### The exercise:
What is the number of lines containing the string "subtitle"? Answer with the number only.

### Task material:
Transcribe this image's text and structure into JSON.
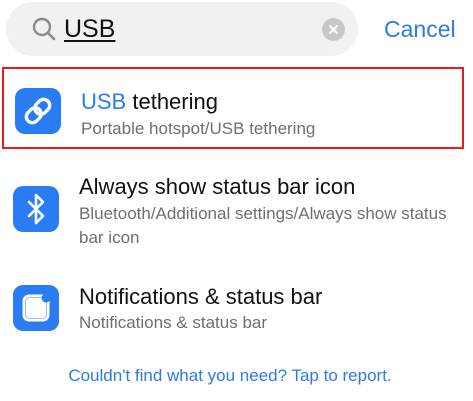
{
  "search": {
    "query": "USB",
    "cancel_label": "Cancel"
  },
  "results": [
    {
      "title_highlight": "USB",
      "title_rest": " tethering",
      "subtitle": "Portable hotspot/USB tethering",
      "icon": "link-icon"
    },
    {
      "title": "Always show status bar icon",
      "subtitle": "Bluetooth/Additional settings/Always show status bar icon",
      "icon": "bluetooth-icon"
    },
    {
      "title": "Notifications & status bar",
      "subtitle": "Notifications & status bar",
      "icon": "notification-icon"
    }
  ],
  "footer": {
    "report_link": "Couldn't find what you need? Tap to report."
  },
  "colors": {
    "accent": "#2d7be5",
    "icon_bg": "#2a7cf2",
    "highlight_border": "#e11d1d",
    "search_bg": "#f1f1f3"
  }
}
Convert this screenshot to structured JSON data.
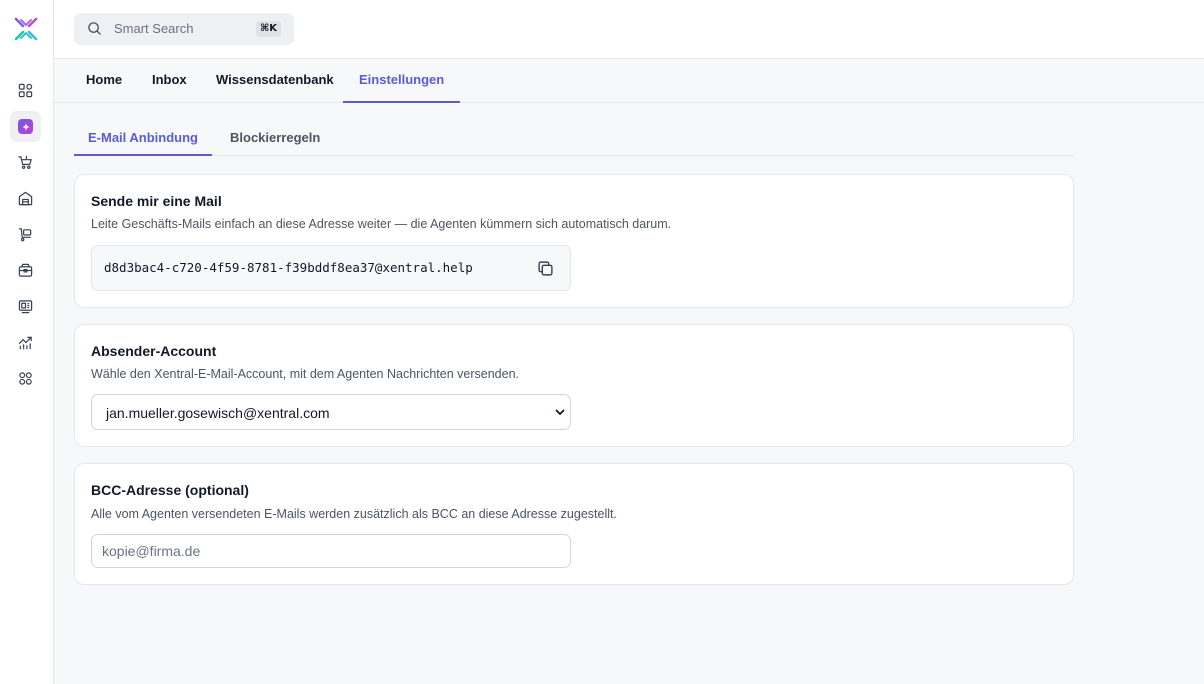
{
  "colors": {
    "accent": "#5b5bd6",
    "background": "#f7f8fa",
    "border": "#e5e7eb"
  },
  "sidebar": {
    "logo": "xentral-logo",
    "icons": [
      "dashboard-grid-icon",
      "ai-app-icon",
      "shopping-cart-icon",
      "warehouse-icon",
      "delivery-icon",
      "inventory-icon",
      "pos-terminal-icon",
      "analytics-icon",
      "apps-icon"
    ]
  },
  "search": {
    "placeholder": "Smart Search",
    "shortcut": "⌘K"
  },
  "nav": {
    "tabs": [
      {
        "label": "Home",
        "active": false
      },
      {
        "label": "Inbox",
        "active": false
      },
      {
        "label": "Wissensdatenbank",
        "active": false
      },
      {
        "label": "Einstellungen",
        "active": true
      }
    ]
  },
  "sub_tabs": [
    {
      "label": "E-Mail Anbindung",
      "active": true
    },
    {
      "label": "Blockierregeln",
      "active": false
    }
  ],
  "send_card": {
    "title": "Sende mir eine Mail",
    "description": "Leite Geschäfts-Mails einfach an diese Adresse weiter — die Agenten kümmern sich automatisch darum.",
    "address": "d8d3bac4-c720-4f59-8781-f39bddf8ea37@xentral.help"
  },
  "sender_card": {
    "title": "Absender-Account",
    "description": "Wähle den Xentral-E-Mail-Account, mit dem Agenten Nachrichten versenden.",
    "selected": "jan.mueller.gosewisch@xentral.com"
  },
  "bcc_card": {
    "title": "BCC-Adresse (optional)",
    "description": "Alle vom Agenten versendeten E-Mails werden zusätzlich als BCC an diese Adresse zugestellt.",
    "placeholder": "kopie@firma.de",
    "value": ""
  }
}
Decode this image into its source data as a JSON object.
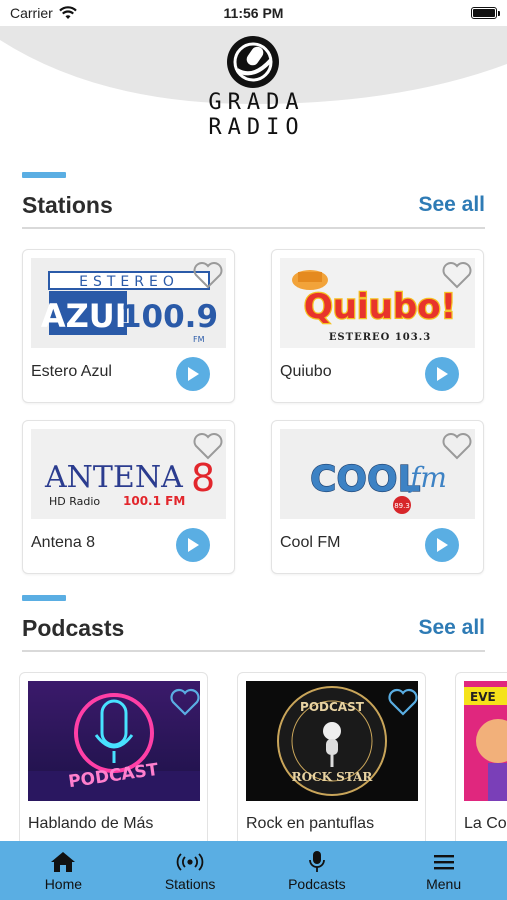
{
  "status_bar": {
    "carrier": "Carrier",
    "time": "11:56 PM"
  },
  "header": {
    "logo_line1": "GRADA",
    "logo_line2": "RADIO"
  },
  "stations": {
    "title": "Stations",
    "see_all": "See all",
    "items": [
      {
        "name": "Estero Azul",
        "logo_top": "ESTEREO",
        "logo_main": "AZUL",
        "logo_freq": "100.9",
        "logo_sub": "FM"
      },
      {
        "name": "Quiubo",
        "logo_main": "Quiubo!",
        "logo_sub": "ESTEREO 103.3"
      },
      {
        "name": "Antena 8",
        "logo_main": "ANTENA",
        "logo_num": "8",
        "logo_hd": "HD Radio",
        "logo_freq": "100.1 FM"
      },
      {
        "name": "Cool FM",
        "logo_main": "COOL",
        "logo_fm": "fm",
        "logo_freq": "89.3"
      }
    ]
  },
  "podcasts": {
    "title": "Podcasts",
    "see_all": "See all",
    "items": [
      {
        "name": "Hablando de Más",
        "art_text": "PODCAST"
      },
      {
        "name": "Rock en pantuflas",
        "art_top": "PODCAST",
        "art_bottom": "ROCK STAR"
      },
      {
        "name": "La Co",
        "art_text": "EVE"
      }
    ]
  },
  "nav": {
    "items": [
      {
        "label": "Home",
        "icon": "home-icon"
      },
      {
        "label": "Stations",
        "icon": "radio-waves-icon"
      },
      {
        "label": "Podcasts",
        "icon": "microphone-icon"
      },
      {
        "label": "Menu",
        "icon": "hamburger-icon"
      }
    ]
  },
  "colors": {
    "accent": "#5aaee3",
    "link": "#2e7bb5",
    "divider": "#d9d9d9"
  }
}
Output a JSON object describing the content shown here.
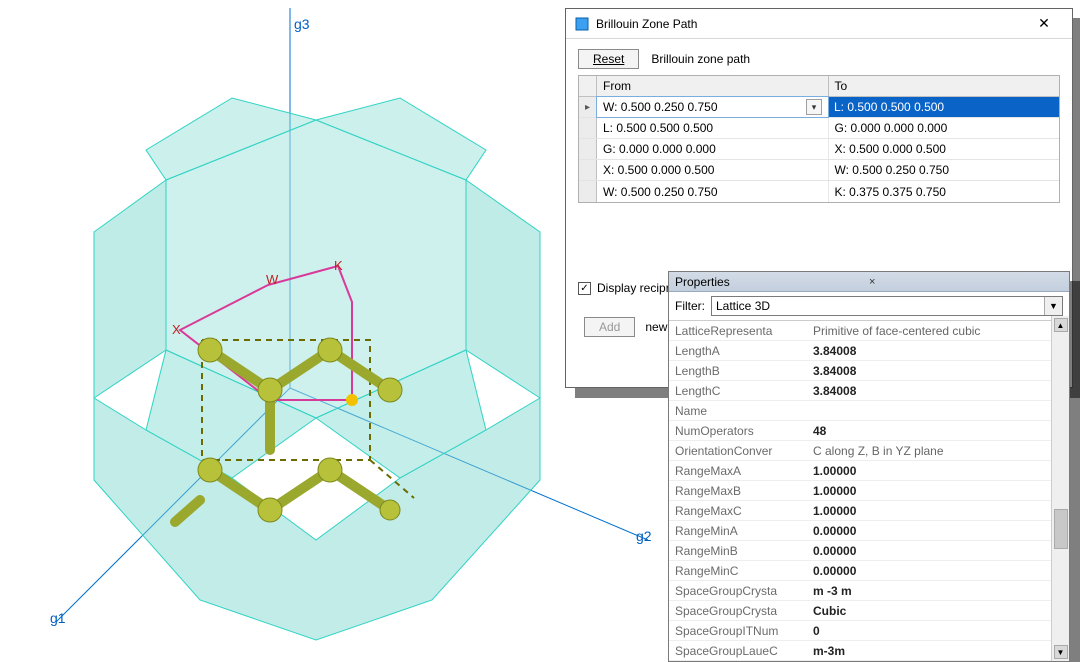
{
  "viewport": {
    "axes": {
      "g1": "g1",
      "g2": "g2",
      "g3": "g3"
    },
    "kpoints": {
      "W": "W",
      "K": "K",
      "X": "X"
    }
  },
  "bz_dialog": {
    "title": "Brillouin Zone Path",
    "reset_label": "Reset",
    "caption": "Brillouin zone path",
    "col_from": "From",
    "col_to": "To",
    "rows": [
      {
        "from": "W: 0.500 0.250 0.750",
        "to": "L: 0.500 0.500 0.500"
      },
      {
        "from": "L: 0.500 0.500 0.500",
        "to": "G: 0.000 0.000 0.000"
      },
      {
        "from": "G: 0.000 0.000 0.000",
        "to": "X: 0.500 0.000 0.500"
      },
      {
        "from": "X: 0.500 0.000 0.500",
        "to": "W: 0.500 0.250 0.750"
      },
      {
        "from": "W: 0.500 0.250 0.750",
        "to": "K: 0.375 0.375 0.750"
      }
    ],
    "display_checkbox": "Display reciprocal lattice",
    "add_label": "Add",
    "new_label": "new"
  },
  "props": {
    "title": "Properties",
    "filter_label": "Filter:",
    "filter_value": "Lattice 3D",
    "rows": [
      {
        "k": "LatticeRepresenta",
        "v": "Primitive of face-centered cubic"
      },
      {
        "k": "LengthA",
        "v": "3.84008"
      },
      {
        "k": "LengthB",
        "v": "3.84008"
      },
      {
        "k": "LengthC",
        "v": "3.84008"
      },
      {
        "k": "Name",
        "v": ""
      },
      {
        "k": "NumOperators",
        "v": "48"
      },
      {
        "k": "OrientationConver",
        "v": "C along Z, B in YZ plane"
      },
      {
        "k": "RangeMaxA",
        "v": "1.00000"
      },
      {
        "k": "RangeMaxB",
        "v": "1.00000"
      },
      {
        "k": "RangeMaxC",
        "v": "1.00000"
      },
      {
        "k": "RangeMinA",
        "v": "0.00000"
      },
      {
        "k": "RangeMinB",
        "v": "0.00000"
      },
      {
        "k": "RangeMinC",
        "v": "0.00000"
      },
      {
        "k": "SpaceGroupCrysta",
        "v": "m -3 m"
      },
      {
        "k": "SpaceGroupCrysta",
        "v": "Cubic"
      },
      {
        "k": "SpaceGroupITNum",
        "v": "0"
      },
      {
        "k": "SpaceGroupLaueC",
        "v": "m-3m"
      }
    ]
  }
}
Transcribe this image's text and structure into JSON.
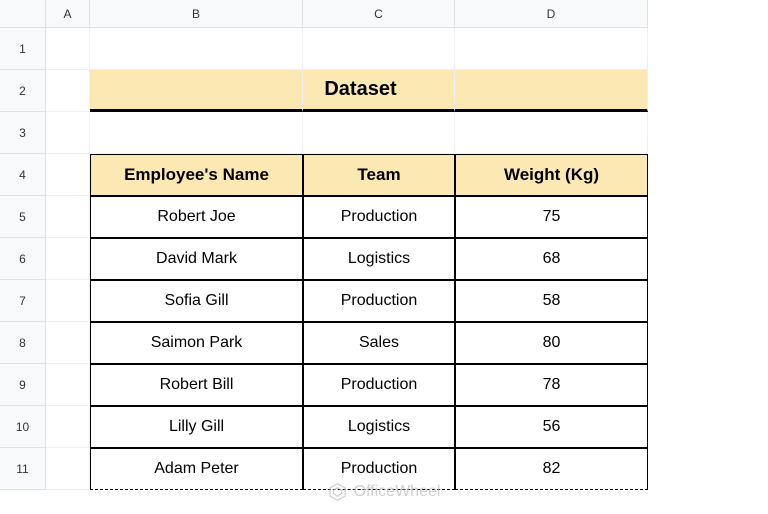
{
  "columns": [
    "A",
    "B",
    "C",
    "D"
  ],
  "rows": [
    "1",
    "2",
    "3",
    "4",
    "5",
    "6",
    "7",
    "8",
    "9",
    "10",
    "11"
  ],
  "title": "Dataset",
  "headers": {
    "name": "Employee's Name",
    "team": "Team",
    "weight": "Weight (Kg)"
  },
  "data": [
    {
      "name": "Robert Joe",
      "team": "Production",
      "weight": "75"
    },
    {
      "name": "David Mark",
      "team": "Logistics",
      "weight": "68"
    },
    {
      "name": "Sofia Gill",
      "team": "Production",
      "weight": "58"
    },
    {
      "name": "Saimon Park",
      "team": "Sales",
      "weight": "80"
    },
    {
      "name": "Robert Bill",
      "team": "Production",
      "weight": "78"
    },
    {
      "name": "Lilly Gill",
      "team": "Logistics",
      "weight": "56"
    },
    {
      "name": "Adam Peter",
      "team": "Production",
      "weight": "82"
    }
  ],
  "watermark": "OfficeWheel"
}
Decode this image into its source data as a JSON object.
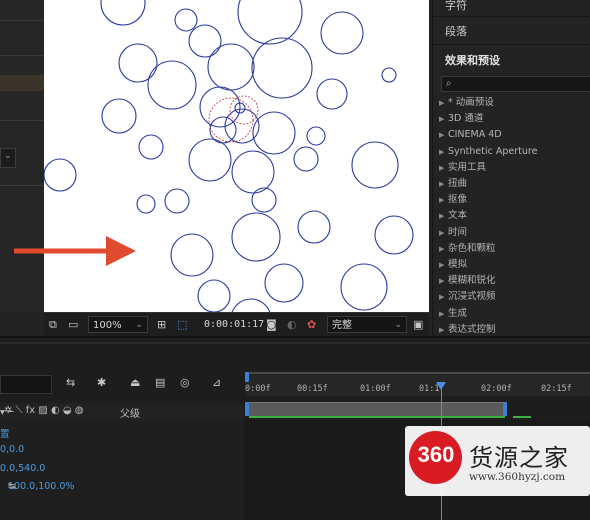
{
  "viewer": {
    "zoom": "100%",
    "timecode": "0:00:01:17",
    "quality": "完整"
  },
  "right_panel": {
    "character_tab": "字符",
    "paragraph_tab": "段落",
    "effects_title": "效果和预设",
    "search_icon": "⌕",
    "effects": [
      "* 动画预设",
      "3D 通道",
      "CINEMA 4D",
      "Synthetic Aperture",
      "实用工具",
      "扭曲",
      "抠像",
      "文本",
      "时间",
      "杂色和颗粒",
      "模拟",
      "模糊和锐化",
      "沉浸式视频",
      "生成",
      "表达式控制"
    ]
  },
  "timeline": {
    "ruler_ticks": [
      "0:00f",
      "00:15f",
      "01:00f",
      "01:1",
      "02:00f",
      "02:15f"
    ],
    "parent_label": "父级",
    "props": {
      "p1": "置",
      "p2": "0,0.0",
      "p3": "0.0,540.0",
      "p4": "100.0,100.0%"
    }
  },
  "watermark": {
    "number": "360",
    "title": "货源之家",
    "url": "www.360hyzj.com"
  },
  "colors": {
    "circle_stroke": "#2a3a9e",
    "arrow": "#e04a2f",
    "playhead": "#4a90e2",
    "keyframe_bar": "#3cb043"
  }
}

### Right answer:
3